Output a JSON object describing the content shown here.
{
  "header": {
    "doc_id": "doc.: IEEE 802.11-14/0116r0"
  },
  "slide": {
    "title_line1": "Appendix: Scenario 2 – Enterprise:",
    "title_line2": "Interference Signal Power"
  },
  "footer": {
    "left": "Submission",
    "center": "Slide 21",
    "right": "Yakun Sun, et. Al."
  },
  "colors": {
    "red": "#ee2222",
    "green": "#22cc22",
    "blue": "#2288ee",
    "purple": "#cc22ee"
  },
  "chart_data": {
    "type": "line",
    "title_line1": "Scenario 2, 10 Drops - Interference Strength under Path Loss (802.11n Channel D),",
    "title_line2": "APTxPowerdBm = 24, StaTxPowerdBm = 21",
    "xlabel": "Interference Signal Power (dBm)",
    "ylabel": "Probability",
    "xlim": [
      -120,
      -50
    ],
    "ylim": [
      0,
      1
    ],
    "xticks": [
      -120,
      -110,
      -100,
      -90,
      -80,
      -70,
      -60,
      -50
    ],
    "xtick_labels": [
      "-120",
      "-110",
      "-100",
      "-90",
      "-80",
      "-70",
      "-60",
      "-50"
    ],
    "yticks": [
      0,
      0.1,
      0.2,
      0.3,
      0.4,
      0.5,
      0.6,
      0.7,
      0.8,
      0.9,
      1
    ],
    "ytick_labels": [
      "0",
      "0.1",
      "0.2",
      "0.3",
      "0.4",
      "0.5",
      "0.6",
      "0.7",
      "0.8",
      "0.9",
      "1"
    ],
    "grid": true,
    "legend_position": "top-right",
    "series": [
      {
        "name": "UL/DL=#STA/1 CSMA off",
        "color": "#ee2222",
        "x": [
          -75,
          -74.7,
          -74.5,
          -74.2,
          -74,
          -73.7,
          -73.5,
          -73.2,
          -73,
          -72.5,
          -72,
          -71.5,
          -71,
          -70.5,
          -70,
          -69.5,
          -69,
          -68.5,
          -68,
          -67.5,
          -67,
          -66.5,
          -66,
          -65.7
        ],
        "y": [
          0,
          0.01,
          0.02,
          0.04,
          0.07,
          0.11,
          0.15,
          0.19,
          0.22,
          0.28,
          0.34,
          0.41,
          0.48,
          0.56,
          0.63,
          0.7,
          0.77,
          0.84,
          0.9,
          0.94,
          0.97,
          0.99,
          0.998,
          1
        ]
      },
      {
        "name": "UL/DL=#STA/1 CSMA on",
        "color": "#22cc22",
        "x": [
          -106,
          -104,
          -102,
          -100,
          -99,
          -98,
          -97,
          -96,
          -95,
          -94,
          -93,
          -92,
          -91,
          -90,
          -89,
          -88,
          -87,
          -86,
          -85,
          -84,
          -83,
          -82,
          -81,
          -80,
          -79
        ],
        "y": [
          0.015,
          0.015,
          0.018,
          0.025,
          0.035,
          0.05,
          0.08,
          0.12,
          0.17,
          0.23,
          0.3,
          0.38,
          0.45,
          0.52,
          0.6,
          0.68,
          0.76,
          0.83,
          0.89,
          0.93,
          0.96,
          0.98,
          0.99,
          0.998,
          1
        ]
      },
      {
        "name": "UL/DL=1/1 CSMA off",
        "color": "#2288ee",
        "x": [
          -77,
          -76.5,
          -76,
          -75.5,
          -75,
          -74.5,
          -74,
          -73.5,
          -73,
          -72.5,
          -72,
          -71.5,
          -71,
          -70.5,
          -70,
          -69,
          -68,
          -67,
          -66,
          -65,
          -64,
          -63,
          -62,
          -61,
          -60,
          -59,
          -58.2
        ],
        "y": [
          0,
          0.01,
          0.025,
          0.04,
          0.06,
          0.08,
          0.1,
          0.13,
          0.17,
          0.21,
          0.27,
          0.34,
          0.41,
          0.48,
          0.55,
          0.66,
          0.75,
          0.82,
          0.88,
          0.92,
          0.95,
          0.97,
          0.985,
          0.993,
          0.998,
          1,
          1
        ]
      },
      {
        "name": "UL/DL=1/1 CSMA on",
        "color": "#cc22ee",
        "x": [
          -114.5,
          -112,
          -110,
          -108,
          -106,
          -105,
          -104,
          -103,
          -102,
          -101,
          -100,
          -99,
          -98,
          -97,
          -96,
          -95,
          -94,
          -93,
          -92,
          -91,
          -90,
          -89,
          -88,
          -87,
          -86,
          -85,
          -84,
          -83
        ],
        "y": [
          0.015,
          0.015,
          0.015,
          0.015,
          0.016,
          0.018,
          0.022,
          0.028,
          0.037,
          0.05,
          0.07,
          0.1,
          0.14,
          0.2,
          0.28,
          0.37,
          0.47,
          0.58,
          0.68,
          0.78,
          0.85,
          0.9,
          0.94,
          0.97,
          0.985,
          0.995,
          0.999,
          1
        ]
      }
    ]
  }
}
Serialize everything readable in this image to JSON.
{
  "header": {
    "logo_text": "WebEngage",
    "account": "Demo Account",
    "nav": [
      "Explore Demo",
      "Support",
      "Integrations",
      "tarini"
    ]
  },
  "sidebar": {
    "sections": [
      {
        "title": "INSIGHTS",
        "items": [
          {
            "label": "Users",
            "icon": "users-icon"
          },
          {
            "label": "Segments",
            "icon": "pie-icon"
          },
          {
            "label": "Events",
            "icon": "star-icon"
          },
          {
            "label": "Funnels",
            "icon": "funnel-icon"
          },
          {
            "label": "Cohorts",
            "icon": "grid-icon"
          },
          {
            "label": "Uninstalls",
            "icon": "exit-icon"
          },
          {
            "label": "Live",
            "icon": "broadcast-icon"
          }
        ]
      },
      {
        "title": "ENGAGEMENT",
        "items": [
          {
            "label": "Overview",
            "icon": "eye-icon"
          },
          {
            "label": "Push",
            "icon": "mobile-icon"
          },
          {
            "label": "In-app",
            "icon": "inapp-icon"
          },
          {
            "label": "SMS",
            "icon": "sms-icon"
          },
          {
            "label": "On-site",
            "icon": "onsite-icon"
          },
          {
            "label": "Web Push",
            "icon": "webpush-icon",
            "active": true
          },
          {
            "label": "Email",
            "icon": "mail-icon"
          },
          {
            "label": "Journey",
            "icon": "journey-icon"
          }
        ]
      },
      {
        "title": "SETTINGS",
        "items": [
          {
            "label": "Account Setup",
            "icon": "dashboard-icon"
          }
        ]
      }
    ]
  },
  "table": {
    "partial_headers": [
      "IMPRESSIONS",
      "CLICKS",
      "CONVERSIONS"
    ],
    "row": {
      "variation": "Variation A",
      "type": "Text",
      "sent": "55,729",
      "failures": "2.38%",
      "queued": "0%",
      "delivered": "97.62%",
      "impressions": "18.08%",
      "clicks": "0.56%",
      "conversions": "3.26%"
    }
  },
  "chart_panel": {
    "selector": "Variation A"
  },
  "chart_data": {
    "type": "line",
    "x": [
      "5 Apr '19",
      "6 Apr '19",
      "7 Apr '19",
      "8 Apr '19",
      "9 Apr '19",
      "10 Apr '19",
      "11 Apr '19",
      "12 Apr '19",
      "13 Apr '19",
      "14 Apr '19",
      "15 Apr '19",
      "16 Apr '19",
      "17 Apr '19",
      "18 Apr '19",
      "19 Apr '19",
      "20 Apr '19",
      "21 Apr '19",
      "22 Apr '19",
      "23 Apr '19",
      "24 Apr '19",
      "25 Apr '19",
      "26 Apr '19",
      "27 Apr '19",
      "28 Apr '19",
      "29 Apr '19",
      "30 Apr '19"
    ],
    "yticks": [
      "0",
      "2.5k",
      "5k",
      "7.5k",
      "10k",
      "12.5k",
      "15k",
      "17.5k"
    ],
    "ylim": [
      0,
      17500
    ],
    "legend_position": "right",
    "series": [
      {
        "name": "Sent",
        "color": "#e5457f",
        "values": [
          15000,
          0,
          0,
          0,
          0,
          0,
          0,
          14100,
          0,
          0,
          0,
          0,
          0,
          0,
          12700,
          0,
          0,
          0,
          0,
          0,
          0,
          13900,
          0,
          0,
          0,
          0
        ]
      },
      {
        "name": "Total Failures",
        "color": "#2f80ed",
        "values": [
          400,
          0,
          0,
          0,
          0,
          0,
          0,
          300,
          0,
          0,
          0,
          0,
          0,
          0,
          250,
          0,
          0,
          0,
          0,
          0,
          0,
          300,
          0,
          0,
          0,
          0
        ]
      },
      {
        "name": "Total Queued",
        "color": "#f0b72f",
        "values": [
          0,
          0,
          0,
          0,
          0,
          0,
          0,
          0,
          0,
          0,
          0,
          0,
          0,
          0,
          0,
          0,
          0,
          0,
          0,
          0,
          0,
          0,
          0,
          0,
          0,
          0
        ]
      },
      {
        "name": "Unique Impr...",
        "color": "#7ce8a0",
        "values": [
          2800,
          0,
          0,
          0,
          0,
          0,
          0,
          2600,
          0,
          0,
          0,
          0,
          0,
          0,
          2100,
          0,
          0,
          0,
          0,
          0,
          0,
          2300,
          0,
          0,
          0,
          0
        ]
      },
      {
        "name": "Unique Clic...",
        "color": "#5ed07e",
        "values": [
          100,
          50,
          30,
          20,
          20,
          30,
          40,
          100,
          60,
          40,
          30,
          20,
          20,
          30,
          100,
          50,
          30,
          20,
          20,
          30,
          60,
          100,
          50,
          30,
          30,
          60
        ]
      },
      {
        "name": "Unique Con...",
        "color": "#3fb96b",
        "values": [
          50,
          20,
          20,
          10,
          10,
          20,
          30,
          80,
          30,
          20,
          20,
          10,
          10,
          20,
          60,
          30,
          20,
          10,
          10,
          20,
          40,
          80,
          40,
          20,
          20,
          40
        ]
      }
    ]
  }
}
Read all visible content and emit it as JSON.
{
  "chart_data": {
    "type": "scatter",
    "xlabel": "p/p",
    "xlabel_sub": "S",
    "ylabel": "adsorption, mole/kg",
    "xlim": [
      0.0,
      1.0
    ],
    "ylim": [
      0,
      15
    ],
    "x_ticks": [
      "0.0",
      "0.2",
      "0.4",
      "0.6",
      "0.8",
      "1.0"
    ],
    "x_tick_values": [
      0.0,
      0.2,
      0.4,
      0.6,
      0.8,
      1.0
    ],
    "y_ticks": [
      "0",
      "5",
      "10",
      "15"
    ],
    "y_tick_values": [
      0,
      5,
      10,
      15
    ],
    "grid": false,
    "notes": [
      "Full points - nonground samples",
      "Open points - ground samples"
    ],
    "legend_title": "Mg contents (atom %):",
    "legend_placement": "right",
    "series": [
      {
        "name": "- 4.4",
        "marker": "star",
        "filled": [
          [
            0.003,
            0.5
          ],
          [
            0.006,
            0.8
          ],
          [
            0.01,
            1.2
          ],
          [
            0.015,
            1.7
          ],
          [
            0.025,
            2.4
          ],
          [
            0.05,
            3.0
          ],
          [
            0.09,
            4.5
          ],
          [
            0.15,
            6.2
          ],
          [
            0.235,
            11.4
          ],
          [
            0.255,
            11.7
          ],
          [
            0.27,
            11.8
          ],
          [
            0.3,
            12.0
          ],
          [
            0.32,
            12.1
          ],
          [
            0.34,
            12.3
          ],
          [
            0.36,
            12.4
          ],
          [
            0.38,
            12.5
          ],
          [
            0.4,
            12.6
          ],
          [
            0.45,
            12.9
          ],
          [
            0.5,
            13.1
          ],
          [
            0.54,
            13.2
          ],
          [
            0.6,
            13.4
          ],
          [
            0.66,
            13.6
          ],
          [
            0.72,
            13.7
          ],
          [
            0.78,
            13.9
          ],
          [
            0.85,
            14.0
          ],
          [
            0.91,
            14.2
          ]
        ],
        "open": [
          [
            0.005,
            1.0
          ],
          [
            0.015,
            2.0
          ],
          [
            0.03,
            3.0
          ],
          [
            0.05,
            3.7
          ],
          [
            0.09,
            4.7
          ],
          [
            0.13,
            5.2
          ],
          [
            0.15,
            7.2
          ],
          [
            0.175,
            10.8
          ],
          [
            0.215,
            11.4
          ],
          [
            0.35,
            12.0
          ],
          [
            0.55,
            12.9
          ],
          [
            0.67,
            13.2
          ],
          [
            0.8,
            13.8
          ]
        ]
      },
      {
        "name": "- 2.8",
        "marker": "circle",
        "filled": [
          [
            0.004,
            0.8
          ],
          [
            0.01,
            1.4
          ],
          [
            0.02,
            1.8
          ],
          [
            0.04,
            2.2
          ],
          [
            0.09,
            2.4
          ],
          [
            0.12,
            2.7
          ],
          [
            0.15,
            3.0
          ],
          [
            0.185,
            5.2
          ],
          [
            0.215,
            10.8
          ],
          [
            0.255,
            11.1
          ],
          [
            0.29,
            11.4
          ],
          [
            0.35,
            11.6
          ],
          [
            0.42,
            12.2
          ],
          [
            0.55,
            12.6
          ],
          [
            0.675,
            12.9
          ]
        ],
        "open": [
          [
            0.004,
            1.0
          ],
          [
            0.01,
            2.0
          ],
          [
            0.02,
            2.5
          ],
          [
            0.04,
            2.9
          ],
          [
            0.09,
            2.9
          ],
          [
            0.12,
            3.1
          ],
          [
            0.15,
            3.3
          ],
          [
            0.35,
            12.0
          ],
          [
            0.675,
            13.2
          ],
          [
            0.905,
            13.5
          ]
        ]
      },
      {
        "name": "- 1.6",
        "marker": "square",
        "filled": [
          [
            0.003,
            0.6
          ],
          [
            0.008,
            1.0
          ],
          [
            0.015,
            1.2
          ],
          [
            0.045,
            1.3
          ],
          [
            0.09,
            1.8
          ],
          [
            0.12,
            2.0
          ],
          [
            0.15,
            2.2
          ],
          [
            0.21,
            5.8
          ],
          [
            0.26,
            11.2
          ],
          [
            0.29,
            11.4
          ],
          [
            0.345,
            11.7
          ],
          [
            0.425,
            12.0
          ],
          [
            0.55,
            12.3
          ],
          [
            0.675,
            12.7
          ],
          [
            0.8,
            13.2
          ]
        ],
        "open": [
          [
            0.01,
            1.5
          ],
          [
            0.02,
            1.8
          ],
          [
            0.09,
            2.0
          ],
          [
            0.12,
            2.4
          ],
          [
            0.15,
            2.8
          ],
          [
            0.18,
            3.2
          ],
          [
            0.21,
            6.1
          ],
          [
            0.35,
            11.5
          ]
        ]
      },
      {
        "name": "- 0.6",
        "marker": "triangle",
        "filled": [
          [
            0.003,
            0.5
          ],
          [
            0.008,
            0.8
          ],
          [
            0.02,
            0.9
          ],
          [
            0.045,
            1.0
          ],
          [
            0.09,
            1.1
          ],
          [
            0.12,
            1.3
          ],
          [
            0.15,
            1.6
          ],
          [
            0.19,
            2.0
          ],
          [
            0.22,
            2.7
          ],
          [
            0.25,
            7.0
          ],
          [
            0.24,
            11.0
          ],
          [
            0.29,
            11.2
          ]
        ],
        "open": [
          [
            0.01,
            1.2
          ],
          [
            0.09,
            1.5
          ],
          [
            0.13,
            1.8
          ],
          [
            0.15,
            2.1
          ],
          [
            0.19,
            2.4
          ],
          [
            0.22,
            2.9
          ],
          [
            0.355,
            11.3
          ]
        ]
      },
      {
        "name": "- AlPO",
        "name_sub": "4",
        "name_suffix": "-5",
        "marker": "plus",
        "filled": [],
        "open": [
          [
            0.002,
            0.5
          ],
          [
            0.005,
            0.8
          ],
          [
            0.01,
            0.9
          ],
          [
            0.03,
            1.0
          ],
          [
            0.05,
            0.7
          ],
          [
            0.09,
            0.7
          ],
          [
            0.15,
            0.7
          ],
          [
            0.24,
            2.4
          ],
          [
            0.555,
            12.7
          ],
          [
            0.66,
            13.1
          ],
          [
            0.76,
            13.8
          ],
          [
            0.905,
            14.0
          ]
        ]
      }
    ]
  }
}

—————

- [Your objective]: Read the data above. Pull out each line in which the string "Scenario" appears.

- [Task result]:
    "title_line1": "Appendix: Scenario 2 – Enterprise:",
    "title_line1": "Scenario 2, 10 Drops - Interference Strength under Path Loss (802.11n Channel D),",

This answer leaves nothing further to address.